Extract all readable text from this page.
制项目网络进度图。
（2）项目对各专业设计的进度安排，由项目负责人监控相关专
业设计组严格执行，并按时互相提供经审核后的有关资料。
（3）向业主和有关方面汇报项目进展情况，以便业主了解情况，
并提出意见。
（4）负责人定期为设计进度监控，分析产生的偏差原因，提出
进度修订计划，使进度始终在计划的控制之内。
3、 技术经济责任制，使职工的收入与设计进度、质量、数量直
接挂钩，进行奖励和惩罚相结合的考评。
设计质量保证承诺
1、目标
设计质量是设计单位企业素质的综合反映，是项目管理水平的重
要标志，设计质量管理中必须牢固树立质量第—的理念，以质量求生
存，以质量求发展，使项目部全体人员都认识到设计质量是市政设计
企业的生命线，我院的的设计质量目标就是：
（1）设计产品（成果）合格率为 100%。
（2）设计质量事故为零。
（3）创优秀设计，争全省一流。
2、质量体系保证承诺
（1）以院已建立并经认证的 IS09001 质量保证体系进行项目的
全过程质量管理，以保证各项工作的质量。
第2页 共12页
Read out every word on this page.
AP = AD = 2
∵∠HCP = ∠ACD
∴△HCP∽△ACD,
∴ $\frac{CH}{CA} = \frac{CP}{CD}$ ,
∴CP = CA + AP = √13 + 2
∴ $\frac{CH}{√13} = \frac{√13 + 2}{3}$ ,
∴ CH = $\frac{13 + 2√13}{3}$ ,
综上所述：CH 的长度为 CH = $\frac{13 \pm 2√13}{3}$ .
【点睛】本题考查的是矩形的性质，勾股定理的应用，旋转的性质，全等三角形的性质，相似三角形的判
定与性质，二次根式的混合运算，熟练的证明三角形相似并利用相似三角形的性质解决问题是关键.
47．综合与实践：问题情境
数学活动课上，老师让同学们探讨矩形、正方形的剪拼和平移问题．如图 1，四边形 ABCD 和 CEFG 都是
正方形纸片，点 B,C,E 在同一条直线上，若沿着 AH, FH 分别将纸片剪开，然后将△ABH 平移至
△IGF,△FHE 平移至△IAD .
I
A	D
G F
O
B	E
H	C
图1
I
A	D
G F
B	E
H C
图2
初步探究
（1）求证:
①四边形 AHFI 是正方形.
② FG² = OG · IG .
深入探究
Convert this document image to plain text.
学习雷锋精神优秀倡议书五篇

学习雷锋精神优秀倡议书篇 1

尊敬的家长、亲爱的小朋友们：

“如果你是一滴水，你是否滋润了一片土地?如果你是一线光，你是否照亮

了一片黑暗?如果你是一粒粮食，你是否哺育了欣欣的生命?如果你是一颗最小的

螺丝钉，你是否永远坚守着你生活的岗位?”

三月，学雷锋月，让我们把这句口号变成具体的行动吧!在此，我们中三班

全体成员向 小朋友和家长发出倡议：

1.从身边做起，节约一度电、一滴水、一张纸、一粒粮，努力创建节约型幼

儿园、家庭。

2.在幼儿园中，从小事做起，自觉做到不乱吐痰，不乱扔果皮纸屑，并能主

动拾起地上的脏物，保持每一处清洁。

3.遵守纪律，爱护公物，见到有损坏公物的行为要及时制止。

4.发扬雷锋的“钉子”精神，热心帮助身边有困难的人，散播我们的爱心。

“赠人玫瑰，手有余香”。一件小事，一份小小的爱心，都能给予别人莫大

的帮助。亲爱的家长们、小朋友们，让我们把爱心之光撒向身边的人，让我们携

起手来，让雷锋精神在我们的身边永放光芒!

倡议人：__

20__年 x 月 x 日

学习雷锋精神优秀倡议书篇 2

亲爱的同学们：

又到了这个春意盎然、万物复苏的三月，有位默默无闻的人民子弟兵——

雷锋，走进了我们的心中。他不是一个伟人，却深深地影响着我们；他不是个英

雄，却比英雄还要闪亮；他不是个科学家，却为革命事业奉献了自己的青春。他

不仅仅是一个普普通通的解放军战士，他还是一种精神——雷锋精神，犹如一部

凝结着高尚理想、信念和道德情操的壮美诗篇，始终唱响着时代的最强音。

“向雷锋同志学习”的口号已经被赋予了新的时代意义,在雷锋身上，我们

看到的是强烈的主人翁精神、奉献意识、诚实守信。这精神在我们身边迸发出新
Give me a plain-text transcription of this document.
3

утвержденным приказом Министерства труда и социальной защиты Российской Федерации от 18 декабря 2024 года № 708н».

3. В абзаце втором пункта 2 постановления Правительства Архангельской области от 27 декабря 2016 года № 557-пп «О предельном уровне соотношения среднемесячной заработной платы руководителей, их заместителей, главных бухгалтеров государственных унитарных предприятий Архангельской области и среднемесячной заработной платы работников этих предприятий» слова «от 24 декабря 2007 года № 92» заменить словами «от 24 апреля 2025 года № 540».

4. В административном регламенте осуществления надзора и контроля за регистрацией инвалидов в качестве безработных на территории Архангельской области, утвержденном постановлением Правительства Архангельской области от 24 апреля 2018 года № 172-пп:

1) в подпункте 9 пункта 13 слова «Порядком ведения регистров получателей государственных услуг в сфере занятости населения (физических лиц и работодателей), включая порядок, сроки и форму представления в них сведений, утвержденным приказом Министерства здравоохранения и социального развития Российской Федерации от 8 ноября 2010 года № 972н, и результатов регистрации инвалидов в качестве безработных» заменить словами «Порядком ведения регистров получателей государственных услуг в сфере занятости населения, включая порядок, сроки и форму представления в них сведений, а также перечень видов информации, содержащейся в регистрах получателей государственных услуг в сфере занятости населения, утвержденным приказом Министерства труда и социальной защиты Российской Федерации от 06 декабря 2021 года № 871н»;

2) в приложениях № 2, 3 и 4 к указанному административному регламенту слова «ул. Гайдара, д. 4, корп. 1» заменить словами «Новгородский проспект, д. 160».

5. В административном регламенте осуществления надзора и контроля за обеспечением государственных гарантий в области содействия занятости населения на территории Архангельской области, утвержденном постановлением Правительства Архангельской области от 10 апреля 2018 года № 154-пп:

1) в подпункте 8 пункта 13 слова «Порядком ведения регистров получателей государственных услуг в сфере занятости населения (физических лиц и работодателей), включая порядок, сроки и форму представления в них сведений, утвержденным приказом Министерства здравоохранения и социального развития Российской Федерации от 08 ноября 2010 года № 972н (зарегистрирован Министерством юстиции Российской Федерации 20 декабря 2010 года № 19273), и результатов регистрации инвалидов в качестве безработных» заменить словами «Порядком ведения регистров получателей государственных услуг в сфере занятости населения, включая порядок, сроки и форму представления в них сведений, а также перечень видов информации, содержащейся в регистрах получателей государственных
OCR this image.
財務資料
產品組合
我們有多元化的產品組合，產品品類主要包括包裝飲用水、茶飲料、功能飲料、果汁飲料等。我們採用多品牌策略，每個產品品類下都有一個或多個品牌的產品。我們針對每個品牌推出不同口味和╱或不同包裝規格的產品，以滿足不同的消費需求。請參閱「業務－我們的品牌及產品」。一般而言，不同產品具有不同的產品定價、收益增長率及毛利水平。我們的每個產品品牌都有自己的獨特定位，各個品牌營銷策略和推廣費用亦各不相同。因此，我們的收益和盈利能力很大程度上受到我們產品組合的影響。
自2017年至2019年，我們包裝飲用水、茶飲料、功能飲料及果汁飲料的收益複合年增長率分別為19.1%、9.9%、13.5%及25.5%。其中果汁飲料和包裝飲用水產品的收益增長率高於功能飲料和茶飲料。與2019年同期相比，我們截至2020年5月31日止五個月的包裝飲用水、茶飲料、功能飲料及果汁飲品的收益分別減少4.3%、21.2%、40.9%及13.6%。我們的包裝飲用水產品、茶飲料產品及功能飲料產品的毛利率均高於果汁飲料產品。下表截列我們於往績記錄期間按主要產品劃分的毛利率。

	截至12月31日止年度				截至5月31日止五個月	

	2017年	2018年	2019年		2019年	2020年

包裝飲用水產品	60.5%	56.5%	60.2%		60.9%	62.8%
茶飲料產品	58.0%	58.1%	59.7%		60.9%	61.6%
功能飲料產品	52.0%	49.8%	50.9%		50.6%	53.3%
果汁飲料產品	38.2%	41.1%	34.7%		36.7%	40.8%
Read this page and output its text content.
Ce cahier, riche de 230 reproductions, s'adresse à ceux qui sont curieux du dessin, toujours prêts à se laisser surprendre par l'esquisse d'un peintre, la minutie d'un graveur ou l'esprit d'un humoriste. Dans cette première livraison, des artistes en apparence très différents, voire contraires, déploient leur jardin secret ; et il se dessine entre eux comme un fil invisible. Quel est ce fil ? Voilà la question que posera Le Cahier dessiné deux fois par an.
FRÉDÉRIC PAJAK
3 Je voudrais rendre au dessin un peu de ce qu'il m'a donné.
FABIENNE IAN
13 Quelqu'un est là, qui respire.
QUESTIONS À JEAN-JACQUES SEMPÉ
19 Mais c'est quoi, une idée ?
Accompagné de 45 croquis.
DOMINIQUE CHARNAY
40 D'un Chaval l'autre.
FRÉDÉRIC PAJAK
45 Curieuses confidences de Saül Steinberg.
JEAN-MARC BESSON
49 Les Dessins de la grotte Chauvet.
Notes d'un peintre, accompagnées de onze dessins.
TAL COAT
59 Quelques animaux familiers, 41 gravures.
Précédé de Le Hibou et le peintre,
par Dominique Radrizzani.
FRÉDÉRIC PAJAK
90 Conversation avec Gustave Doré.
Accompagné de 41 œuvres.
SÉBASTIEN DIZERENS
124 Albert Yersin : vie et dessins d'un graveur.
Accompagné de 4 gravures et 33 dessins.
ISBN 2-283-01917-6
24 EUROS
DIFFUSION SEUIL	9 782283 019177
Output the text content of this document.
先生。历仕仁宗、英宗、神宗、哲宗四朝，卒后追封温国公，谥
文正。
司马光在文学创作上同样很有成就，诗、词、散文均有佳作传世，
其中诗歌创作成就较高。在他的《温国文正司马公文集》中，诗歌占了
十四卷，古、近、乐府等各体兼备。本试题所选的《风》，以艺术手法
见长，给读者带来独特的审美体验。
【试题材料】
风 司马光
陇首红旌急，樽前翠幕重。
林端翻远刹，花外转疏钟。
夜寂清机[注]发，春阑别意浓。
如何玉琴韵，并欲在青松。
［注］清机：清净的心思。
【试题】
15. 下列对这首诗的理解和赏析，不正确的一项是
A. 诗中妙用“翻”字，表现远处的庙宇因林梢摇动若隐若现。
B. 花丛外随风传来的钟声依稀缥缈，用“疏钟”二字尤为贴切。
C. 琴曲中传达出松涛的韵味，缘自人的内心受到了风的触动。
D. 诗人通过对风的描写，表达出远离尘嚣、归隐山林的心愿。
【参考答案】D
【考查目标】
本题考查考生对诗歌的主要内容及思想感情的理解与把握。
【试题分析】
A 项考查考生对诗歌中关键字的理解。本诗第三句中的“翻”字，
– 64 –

********************

_What is needed_: Identify each line containing the string "осуществления" and copy it out.

_Answer_:
4. В административном регламенте осуществления надзора и контроля за регистрацией инвалидов в качестве безработных на территории Архангельской области, утвержденном постановлением Правительства Архангельской области от 24 апреля 2018 года № 172-пп:
5. В административном регламенте осуществления надзора и контроля за обеспечением государственных гарантий в области содействия занятости населения на территории Архангельской области, утвержденном постановлением Правительства Архангельской области от 10 апреля 2018 года № 154-пп:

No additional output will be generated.